Your instructions ▸ Go through the records line by line and work out how many lines hold the word "cumilative". Answer with the number only.

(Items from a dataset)
================================

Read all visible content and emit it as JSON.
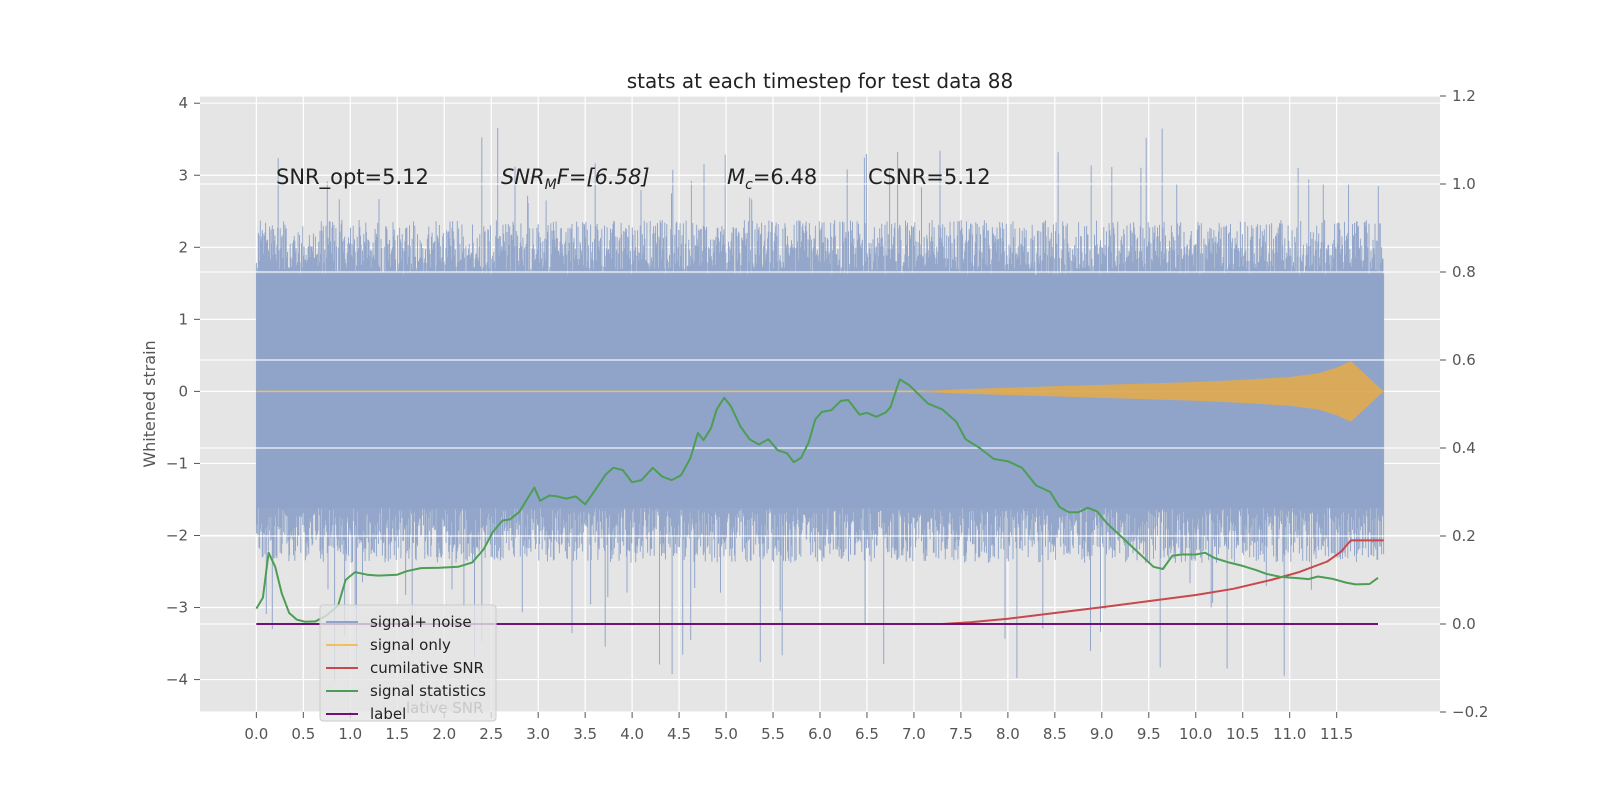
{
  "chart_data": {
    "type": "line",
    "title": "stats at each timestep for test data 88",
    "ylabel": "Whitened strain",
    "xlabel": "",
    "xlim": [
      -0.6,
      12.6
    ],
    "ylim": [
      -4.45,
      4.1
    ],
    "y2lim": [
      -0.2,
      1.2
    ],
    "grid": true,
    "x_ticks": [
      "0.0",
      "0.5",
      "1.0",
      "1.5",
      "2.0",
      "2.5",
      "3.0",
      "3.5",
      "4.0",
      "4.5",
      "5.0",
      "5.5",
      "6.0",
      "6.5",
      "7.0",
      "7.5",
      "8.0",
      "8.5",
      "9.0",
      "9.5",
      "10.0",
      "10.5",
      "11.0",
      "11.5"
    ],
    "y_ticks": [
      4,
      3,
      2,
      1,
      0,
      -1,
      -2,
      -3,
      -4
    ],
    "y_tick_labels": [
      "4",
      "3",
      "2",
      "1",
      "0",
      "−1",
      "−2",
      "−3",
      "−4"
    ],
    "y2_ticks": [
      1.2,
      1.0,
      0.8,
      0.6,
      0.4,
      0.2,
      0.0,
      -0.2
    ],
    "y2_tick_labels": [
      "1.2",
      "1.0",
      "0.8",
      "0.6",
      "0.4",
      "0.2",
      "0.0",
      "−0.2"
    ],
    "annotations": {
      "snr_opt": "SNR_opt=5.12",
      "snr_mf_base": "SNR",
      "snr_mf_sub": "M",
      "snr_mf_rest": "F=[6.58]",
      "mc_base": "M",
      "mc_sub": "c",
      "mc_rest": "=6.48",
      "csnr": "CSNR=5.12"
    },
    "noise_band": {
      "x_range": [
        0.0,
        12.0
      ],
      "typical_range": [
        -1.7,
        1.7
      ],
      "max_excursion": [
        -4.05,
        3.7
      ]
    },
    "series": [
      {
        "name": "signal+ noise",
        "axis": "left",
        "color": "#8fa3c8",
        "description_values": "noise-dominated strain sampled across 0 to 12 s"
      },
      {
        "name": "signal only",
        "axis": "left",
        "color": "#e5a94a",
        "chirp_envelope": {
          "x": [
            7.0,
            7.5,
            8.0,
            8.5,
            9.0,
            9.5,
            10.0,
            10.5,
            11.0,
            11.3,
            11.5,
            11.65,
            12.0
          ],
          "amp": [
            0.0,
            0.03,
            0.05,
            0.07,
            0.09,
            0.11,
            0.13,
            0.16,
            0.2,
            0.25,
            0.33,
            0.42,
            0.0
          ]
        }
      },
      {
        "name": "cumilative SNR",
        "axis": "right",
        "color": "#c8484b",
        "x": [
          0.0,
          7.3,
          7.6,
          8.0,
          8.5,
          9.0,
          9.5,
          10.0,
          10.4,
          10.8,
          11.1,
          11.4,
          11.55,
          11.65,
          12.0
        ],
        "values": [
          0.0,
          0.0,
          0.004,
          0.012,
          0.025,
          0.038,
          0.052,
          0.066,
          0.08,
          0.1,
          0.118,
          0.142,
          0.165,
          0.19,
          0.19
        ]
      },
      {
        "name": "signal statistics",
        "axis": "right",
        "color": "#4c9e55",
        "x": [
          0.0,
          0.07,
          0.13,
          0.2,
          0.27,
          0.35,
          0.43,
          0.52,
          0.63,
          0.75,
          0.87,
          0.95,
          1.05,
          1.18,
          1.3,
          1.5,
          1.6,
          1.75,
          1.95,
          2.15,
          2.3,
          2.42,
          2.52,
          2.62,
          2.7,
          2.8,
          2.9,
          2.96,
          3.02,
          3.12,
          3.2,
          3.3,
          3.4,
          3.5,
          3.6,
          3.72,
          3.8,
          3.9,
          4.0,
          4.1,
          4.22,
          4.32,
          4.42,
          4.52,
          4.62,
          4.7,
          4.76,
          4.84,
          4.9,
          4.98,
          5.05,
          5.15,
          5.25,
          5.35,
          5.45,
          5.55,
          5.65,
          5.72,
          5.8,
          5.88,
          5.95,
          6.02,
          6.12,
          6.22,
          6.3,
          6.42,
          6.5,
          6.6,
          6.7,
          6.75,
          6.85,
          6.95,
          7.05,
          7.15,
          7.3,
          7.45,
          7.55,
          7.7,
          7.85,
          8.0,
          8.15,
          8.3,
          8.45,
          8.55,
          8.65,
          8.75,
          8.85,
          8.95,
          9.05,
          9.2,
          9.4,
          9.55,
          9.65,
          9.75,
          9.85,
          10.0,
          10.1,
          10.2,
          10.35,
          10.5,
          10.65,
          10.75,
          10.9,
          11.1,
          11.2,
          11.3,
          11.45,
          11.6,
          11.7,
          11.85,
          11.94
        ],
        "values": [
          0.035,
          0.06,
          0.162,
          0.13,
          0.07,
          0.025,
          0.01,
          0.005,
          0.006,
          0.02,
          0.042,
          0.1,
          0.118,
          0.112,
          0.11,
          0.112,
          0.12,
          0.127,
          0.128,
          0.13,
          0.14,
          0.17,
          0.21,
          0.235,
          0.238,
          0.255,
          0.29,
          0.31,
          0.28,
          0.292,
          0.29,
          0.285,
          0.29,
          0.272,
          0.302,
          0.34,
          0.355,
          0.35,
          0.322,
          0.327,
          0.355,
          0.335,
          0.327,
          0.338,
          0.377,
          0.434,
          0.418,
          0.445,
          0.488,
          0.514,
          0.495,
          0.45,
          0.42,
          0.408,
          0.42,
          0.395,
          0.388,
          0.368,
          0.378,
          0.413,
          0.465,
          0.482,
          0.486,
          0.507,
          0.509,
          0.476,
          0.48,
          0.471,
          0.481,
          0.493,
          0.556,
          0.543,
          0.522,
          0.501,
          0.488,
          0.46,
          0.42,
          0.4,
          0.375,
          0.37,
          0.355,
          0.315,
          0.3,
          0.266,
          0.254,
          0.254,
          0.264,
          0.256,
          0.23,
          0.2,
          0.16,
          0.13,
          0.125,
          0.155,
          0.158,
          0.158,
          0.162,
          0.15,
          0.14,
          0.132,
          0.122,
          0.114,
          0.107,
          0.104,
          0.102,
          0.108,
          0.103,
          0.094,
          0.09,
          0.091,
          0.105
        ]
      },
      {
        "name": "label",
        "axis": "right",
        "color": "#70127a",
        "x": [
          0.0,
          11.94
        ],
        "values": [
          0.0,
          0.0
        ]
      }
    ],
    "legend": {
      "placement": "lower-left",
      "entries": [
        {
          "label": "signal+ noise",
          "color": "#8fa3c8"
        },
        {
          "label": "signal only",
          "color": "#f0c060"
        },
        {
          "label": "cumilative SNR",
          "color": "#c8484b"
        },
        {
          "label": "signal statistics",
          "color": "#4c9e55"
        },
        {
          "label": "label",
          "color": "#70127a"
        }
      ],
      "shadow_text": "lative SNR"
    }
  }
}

================================

Output of the task ▸ 2